What is required >>
Copy the entries below exactly. Images do not belong in the copy.

Raw records:
===

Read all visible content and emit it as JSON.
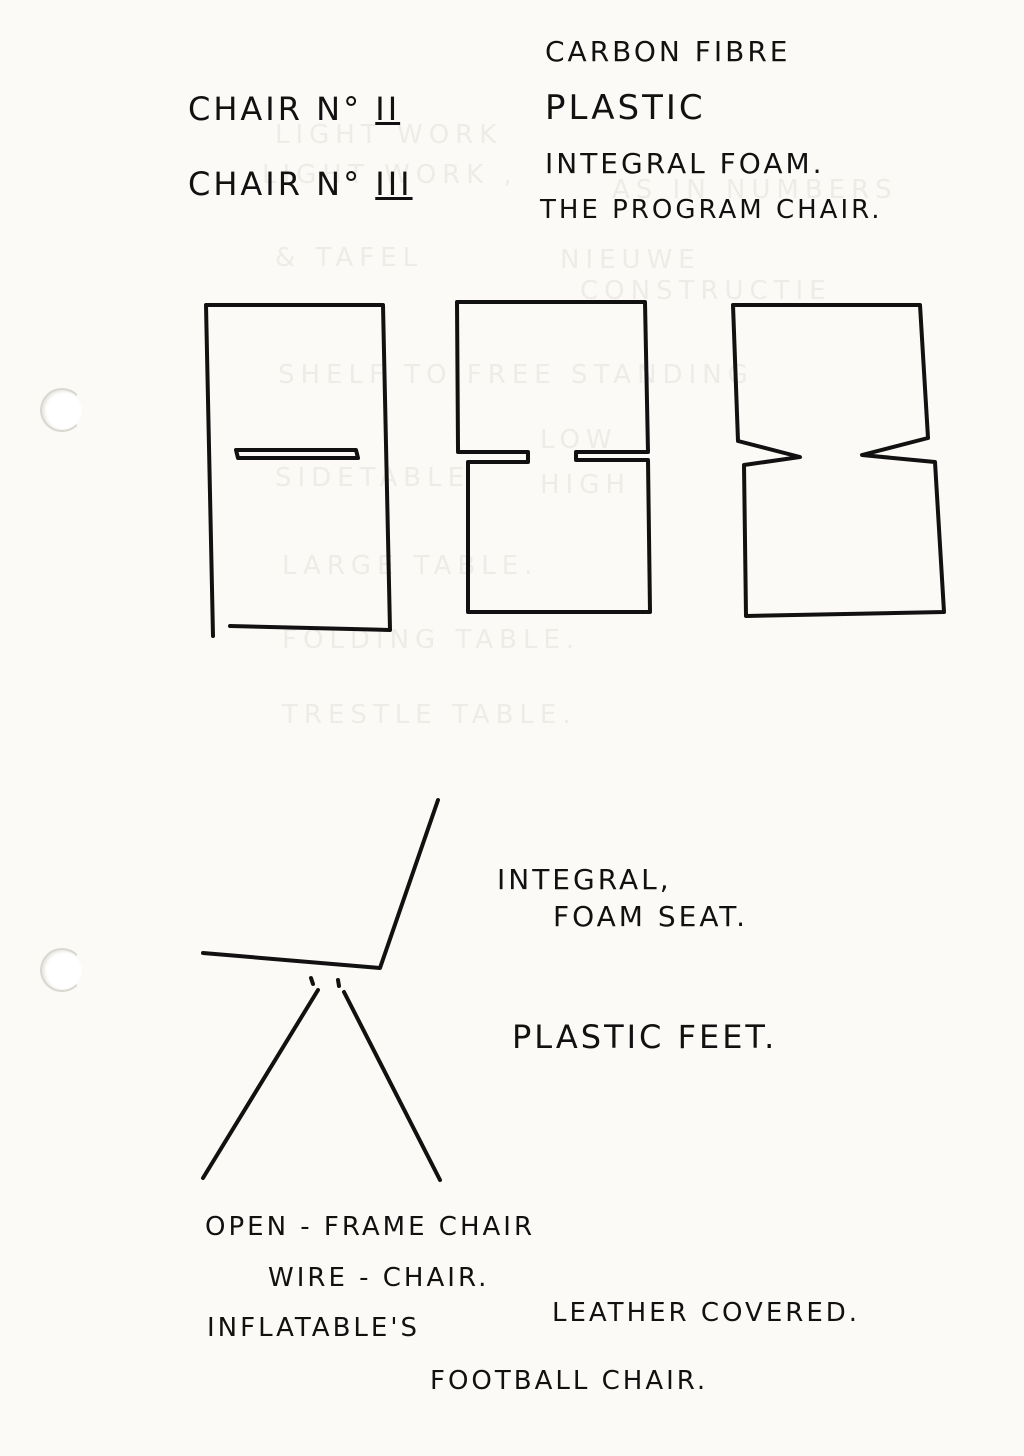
{
  "notes": {
    "carbon_fibre": "CARBON FIBRE",
    "chair_2": "CHAIR N°",
    "chair_2_num": "II",
    "plastic": "PLASTIC",
    "chair_3": "CHAIR N°",
    "chair_3_num": "III",
    "integral_foam": "INTEGRAL FOAM.",
    "program_chair": "THE PROGRAM CHAIR.",
    "integral": "INTEGRAL,",
    "foam_seat": "FOAM SEAT.",
    "plastic_feet": "PLASTIC FEET.",
    "open_frame": "OPEN - FRAME CHAIR",
    "wire_chair": "WIRE - CHAIR.",
    "inflatables": "INFLATABLE'S",
    "leather_covered": "LEATHER COVERED.",
    "football_chair": "FOOTBALL CHAIR."
  },
  "show_through": {
    "line1": "LIGHT WORK",
    "line2": "LIGHT WORK ,",
    "line3": "AS IN NUMBERS",
    "line4": "& TAFEL",
    "line5": "NIEUWE",
    "line6": "CONSTRUCTIE",
    "line7": "SHELF TO FREE STANDING",
    "line8": "LOW",
    "line9": "SIDETABLE",
    "line10": "HIGH",
    "line11": "LARGE TABLE.",
    "line12": "FOLDING TABLE.",
    "line13": "TRESTLE TABLE."
  },
  "colors": {
    "ink": "#111111",
    "paper": "#fbfaf6",
    "ghost": "#eeece6"
  }
}
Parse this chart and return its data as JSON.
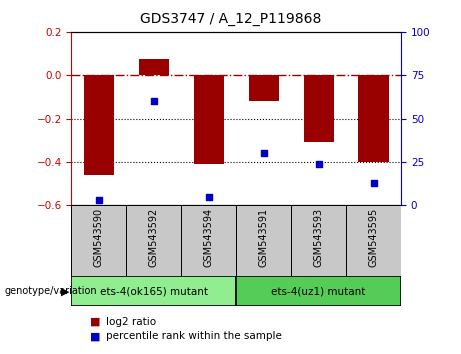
{
  "title": "GDS3747 / A_12_P119868",
  "samples": [
    "GSM543590",
    "GSM543592",
    "GSM543594",
    "GSM543591",
    "GSM543593",
    "GSM543595"
  ],
  "log2_ratios": [
    -0.46,
    0.075,
    -0.41,
    -0.12,
    -0.31,
    -0.4
  ],
  "percentile_ranks": [
    3,
    60,
    5,
    30,
    24,
    13
  ],
  "ylim_left": [
    -0.6,
    0.2
  ],
  "ylim_right": [
    0,
    100
  ],
  "yticks_left": [
    -0.6,
    -0.4,
    -0.2,
    0.0,
    0.2
  ],
  "yticks_right": [
    0,
    25,
    50,
    75,
    100
  ],
  "groups": [
    {
      "label": "ets-4(ok165) mutant",
      "start": 0,
      "end": 3,
      "color": "#90EE90"
    },
    {
      "label": "ets-4(uz1) mutant",
      "start": 3,
      "end": 6,
      "color": "#55CC55"
    }
  ],
  "bar_color": "#990000",
  "dot_color": "#0000CC",
  "dot_lines": [
    -0.2,
    -0.4
  ],
  "bar_width": 0.55,
  "genotype_label": "genotype/variation",
  "legend_log2": "log2 ratio",
  "legend_pct": "percentile rank within the sample",
  "bg_color": "#ffffff",
  "plot_bg": "#ffffff",
  "tick_color_left": "#CC0000",
  "tick_color_right": "#0000CC",
  "label_box_color": "#C8C8C8",
  "group1_color": "#90EE90",
  "group2_color": "#55CC55"
}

===

Result of this exercise >>
Read all visible content and emit it as JSON.
{
  "notes": {
    "carbon_fibre": "CARBON FIBRE",
    "chair_2": "CHAIR N°",
    "chair_2_num": "II",
    "plastic": "PLASTIC",
    "chair_3": "CHAIR N°",
    "chair_3_num": "III",
    "integral_foam": "INTEGRAL FOAM.",
    "program_chair": "THE PROGRAM CHAIR.",
    "integral": "INTEGRAL,",
    "foam_seat": "FOAM SEAT.",
    "plastic_feet": "PLASTIC FEET.",
    "open_frame": "OPEN - FRAME CHAIR",
    "wire_chair": "WIRE - CHAIR.",
    "inflatables": "INFLATABLE'S",
    "leather_covered": "LEATHER COVERED.",
    "football_chair": "FOOTBALL CHAIR."
  },
  "show_through": {
    "line1": "LIGHT WORK",
    "line2": "LIGHT WORK ,",
    "line3": "AS IN NUMBERS",
    "line4": "& TAFEL",
    "line5": "NIEUWE",
    "line6": "CONSTRUCTIE",
    "line7": "SHELF TO FREE STANDING",
    "line8": "LOW",
    "line9": "SIDETABLE",
    "line10": "HIGH",
    "line11": "LARGE TABLE.",
    "line12": "FOLDING TABLE.",
    "line13": "TRESTLE TABLE."
  },
  "colors": {
    "ink": "#111111",
    "paper": "#fbfaf6",
    "ghost": "#eeece6"
  }
}
Parse this chart and return its data as JSON.
{
  "title": "GDS3747 / A_12_P119868",
  "samples": [
    "GSM543590",
    "GSM543592",
    "GSM543594",
    "GSM543591",
    "GSM543593",
    "GSM543595"
  ],
  "log2_ratios": [
    -0.46,
    0.075,
    -0.41,
    -0.12,
    -0.31,
    -0.4
  ],
  "percentile_ranks": [
    3,
    60,
    5,
    30,
    24,
    13
  ],
  "ylim_left": [
    -0.6,
    0.2
  ],
  "ylim_right": [
    0,
    100
  ],
  "yticks_left": [
    -0.6,
    -0.4,
    -0.2,
    0.0,
    0.2
  ],
  "yticks_right": [
    0,
    25,
    50,
    75,
    100
  ],
  "groups": [
    {
      "label": "ets-4(ok165) mutant",
      "start": 0,
      "end": 3,
      "color": "#90EE90"
    },
    {
      "label": "ets-4(uz1) mutant",
      "start": 3,
      "end": 6,
      "color": "#55CC55"
    }
  ],
  "bar_color": "#990000",
  "dot_color": "#0000CC",
  "dot_lines": [
    -0.2,
    -0.4
  ],
  "bar_width": 0.55,
  "genotype_label": "genotype/variation",
  "legend_log2": "log2 ratio",
  "legend_pct": "percentile rank within the sample",
  "bg_color": "#ffffff",
  "plot_bg": "#ffffff",
  "tick_color_left": "#CC0000",
  "tick_color_right": "#0000CC",
  "label_box_color": "#C8C8C8",
  "group1_color": "#90EE90",
  "group2_color": "#55CC55"
}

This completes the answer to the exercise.